▶ Aim
Your task is to copy every line of this material exactly.

▶ Data shown

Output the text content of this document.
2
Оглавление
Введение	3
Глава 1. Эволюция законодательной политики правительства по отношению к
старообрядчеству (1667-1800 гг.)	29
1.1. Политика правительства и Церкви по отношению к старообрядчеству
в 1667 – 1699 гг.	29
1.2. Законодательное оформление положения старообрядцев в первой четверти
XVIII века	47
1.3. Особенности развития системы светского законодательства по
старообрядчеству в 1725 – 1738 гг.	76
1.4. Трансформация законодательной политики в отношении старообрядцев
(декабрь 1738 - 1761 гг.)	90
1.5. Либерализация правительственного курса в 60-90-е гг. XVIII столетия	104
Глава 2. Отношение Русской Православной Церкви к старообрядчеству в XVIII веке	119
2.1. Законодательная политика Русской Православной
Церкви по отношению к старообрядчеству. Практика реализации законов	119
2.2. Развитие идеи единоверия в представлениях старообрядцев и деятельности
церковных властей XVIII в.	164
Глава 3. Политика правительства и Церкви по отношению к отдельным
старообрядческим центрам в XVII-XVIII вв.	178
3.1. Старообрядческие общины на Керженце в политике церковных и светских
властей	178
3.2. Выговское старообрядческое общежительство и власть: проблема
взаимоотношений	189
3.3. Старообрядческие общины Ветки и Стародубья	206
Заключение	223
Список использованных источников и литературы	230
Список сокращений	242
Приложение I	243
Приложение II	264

▶ Complete answer
Output the text content of this document.
2
Оглавление
Введение	3
Глава 1. Эволюция законодательной политики правительства по отношению к
старообрядчеству (1667-1800 гг.)	29
1.1. Политика правительства и Церкви по отношению к старообрядчеству
в 1667 – 1699 гг.	29
1.2. Законодательное оформление положения старообрядцев в первой четверти
XVIII века	47
1.3. Особенности развития системы светского законодательства по
старообрядчеству в 1725 – 1738 гг.	76
1.4. Трансформация законодательной политики в отношении старообрядцев
(декабрь 1738 - 1761 гг.)	90
1.5. Либерализация правительственного курса в 60-90-е гг. XVIII столетия	104
Глава 2. Отношение Русской Православной Церкви к старообрядчеству в XVIII веке	119
2.1. Законодательная политика Русской Православной
Церкви по отношению к старообрядчеству. Практика реализации законов	119
2.2. Развитие идеи единоверия в представлениях старообрядцев и деятельности
церковных властей XVIII в.	164
Глава 3. Политика правительства и Церкви по отношению к отдельным
старообрядческим центрам в XVII-XVIII вв.	178
3.1. Старообрядческие общины на Керженце в политике церковных и светских
властей	178
3.2. Выговское старообрядческое общежительство и власть: проблема
взаимоотношений	189
3.3. Старообрядческие общины Ветки и Стародубья	206
Заключение	223
Список использованных источников и литературы	230
Список сокращений	242
Приложение I	243
Приложение II	264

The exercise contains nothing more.